* **Exercise**
Quote the records below in full, exactly as given, with the images taken out.

* **Records shown**
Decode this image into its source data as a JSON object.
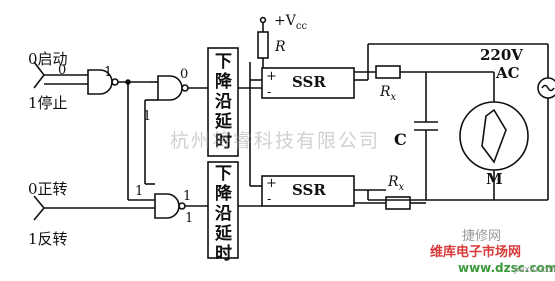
{
  "inputs": {
    "start_stop_line1": "0启动",
    "start_stop_line2": "1停止",
    "fwd_rev_line1": "0正转",
    "fwd_rev_line2": "1反转"
  },
  "logic_levels": {
    "gate1_input": "0",
    "gate1_output": "1",
    "gate2_output": "0",
    "gate3_input1": "1",
    "gate3_input2": "1",
    "gate3_output": "1",
    "gate2_lower_input": "1"
  },
  "delay_block": {
    "label": "下降沿延时"
  },
  "ssr": {
    "label": "SSR",
    "plus": "+",
    "minus": "-"
  },
  "supply": {
    "vcc_prefix": "+V",
    "vcc_sub": "cc",
    "r_label": "R"
  },
  "resistors": {
    "rx_main": "R",
    "rx_sub": "x"
  },
  "capacitor_label": "C",
  "motor_label": "M",
  "ac_source": {
    "voltage": "220V",
    "type": "AC",
    "symbol": "~"
  },
  "watermarks": {
    "company": "杭州将睿科技有限公司",
    "site_cn": "维库电子市场网",
    "site_url": "www.dzsc.com",
    "corner_logo": "捷修网",
    "corner_url": "jiexiu.com"
  },
  "colors": {
    "line": "#111111",
    "watermark_red": "#d83a3a",
    "watermark_green": "#3a9a3a",
    "watermark_gray": "#999999"
  }
}
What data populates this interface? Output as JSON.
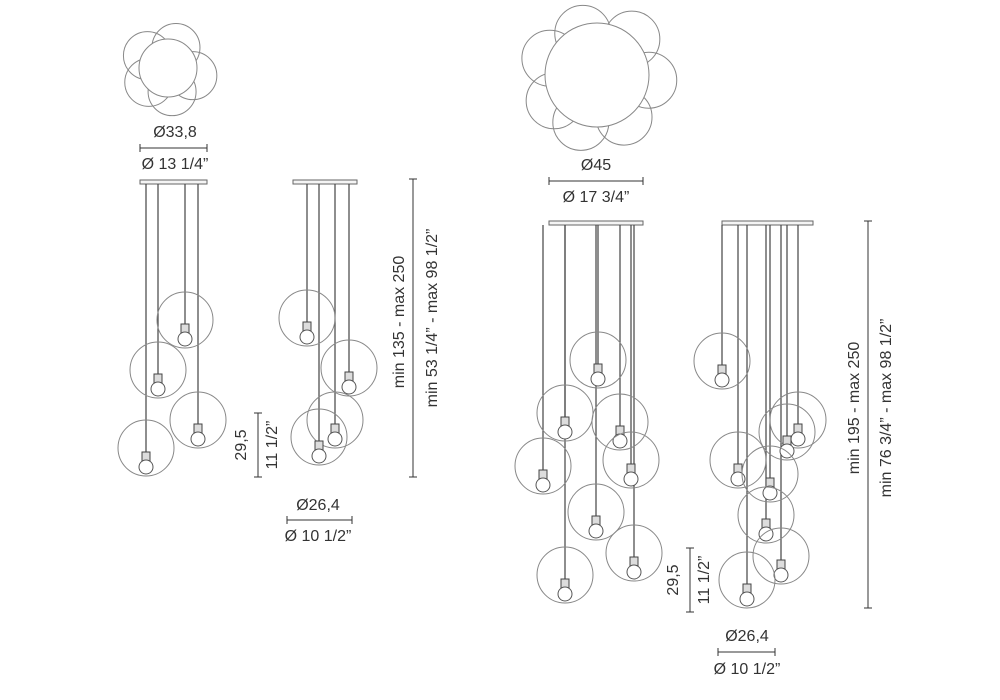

* **Solution to this exercise**
Decode this image into its source data as a JSON object.
{
  "inputs": {
    "start_stop_line1": "0启动",
    "start_stop_line2": "1停止",
    "fwd_rev_line1": "0正转",
    "fwd_rev_line2": "1反转"
  },
  "logic_levels": {
    "gate1_input": "0",
    "gate1_output": "1",
    "gate2_output": "0",
    "gate3_input1": "1",
    "gate3_input2": "1",
    "gate3_output": "1",
    "gate2_lower_input": "1"
  },
  "delay_block": {
    "label": "下降沿延时"
  },
  "ssr": {
    "label": "SSR",
    "plus": "+",
    "minus": "-"
  },
  "supply": {
    "vcc_prefix": "+V",
    "vcc_sub": "cc",
    "r_label": "R"
  },
  "resistors": {
    "rx_main": "R",
    "rx_sub": "x"
  },
  "capacitor_label": "C",
  "motor_label": "M",
  "ac_source": {
    "voltage": "220V",
    "type": "AC",
    "symbol": "~"
  },
  "watermarks": {
    "company": "杭州将睿科技有限公司",
    "site_cn": "维库电子市场网",
    "site_url": "www.dzsc.com",
    "corner_logo": "捷修网",
    "corner_url": "jiexiu.com"
  },
  "colors": {
    "line": "#111111",
    "watermark_red": "#d83a3a",
    "watermark_green": "#3a9a3a",
    "watermark_gray": "#999999"
  }
}
What data populates this interface? Output as JSON.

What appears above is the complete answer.